Aim of the task:
Find the lines that hold the word "poll" and return them.

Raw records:

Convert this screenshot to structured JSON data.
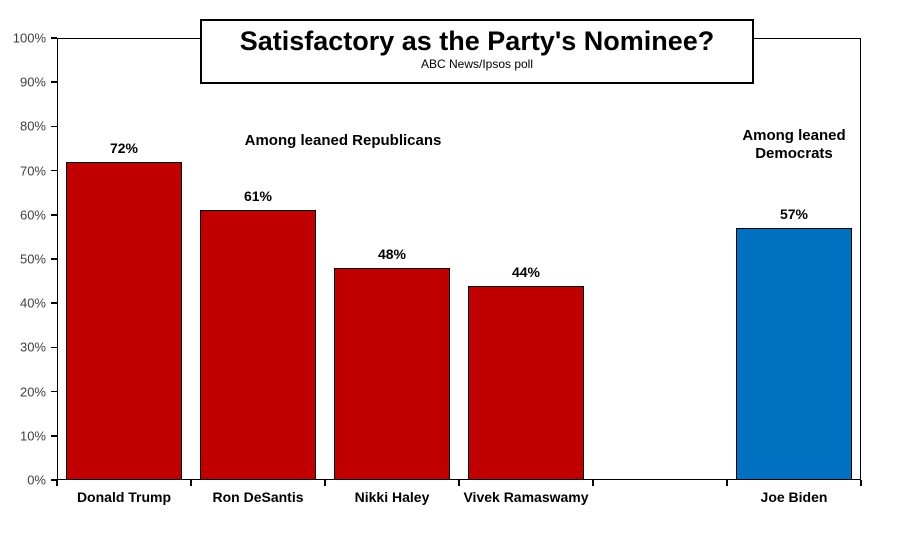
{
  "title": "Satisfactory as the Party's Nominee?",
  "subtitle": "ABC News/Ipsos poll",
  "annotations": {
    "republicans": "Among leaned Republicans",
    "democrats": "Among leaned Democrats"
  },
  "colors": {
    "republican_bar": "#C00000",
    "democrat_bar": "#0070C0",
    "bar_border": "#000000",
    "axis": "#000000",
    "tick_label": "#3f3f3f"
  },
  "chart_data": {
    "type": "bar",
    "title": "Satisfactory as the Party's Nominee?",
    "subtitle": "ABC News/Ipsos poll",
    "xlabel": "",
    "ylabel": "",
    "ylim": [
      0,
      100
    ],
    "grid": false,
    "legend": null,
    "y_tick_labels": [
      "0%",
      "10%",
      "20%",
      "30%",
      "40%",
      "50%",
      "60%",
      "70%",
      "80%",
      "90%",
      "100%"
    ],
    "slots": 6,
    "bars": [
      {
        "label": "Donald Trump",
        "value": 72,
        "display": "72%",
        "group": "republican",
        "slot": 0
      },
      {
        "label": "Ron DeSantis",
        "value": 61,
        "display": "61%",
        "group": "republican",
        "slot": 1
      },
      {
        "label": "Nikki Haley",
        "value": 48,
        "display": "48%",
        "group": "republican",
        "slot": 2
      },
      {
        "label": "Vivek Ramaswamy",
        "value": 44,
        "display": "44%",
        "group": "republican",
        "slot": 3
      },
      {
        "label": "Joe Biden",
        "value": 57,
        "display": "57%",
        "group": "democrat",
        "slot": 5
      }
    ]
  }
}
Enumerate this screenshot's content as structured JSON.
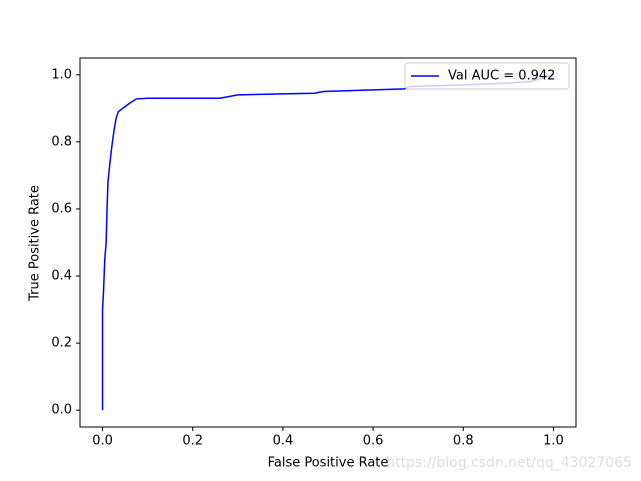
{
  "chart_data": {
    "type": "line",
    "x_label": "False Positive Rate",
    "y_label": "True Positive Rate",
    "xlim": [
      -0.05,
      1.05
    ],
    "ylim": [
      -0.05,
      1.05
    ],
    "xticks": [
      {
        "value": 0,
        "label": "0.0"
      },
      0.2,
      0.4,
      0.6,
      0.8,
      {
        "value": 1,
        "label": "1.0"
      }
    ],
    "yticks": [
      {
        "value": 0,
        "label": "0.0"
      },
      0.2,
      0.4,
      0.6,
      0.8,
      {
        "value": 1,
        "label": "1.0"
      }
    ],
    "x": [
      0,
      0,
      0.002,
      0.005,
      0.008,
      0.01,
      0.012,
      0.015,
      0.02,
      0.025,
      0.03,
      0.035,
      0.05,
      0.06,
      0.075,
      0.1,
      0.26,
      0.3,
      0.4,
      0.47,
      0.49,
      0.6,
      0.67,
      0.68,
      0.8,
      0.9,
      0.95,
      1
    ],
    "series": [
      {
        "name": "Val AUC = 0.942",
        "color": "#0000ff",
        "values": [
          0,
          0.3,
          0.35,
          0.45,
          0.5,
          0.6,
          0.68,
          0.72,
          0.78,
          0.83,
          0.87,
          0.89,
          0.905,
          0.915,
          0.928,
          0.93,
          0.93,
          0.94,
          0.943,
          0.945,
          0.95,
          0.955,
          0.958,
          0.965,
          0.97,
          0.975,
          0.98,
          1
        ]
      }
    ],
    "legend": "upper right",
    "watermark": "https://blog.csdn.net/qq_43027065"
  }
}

Answer to the task:
  "subtitle": "ABC News/Ipsos poll",
    "subtitle": "ABC News/Ipsos poll",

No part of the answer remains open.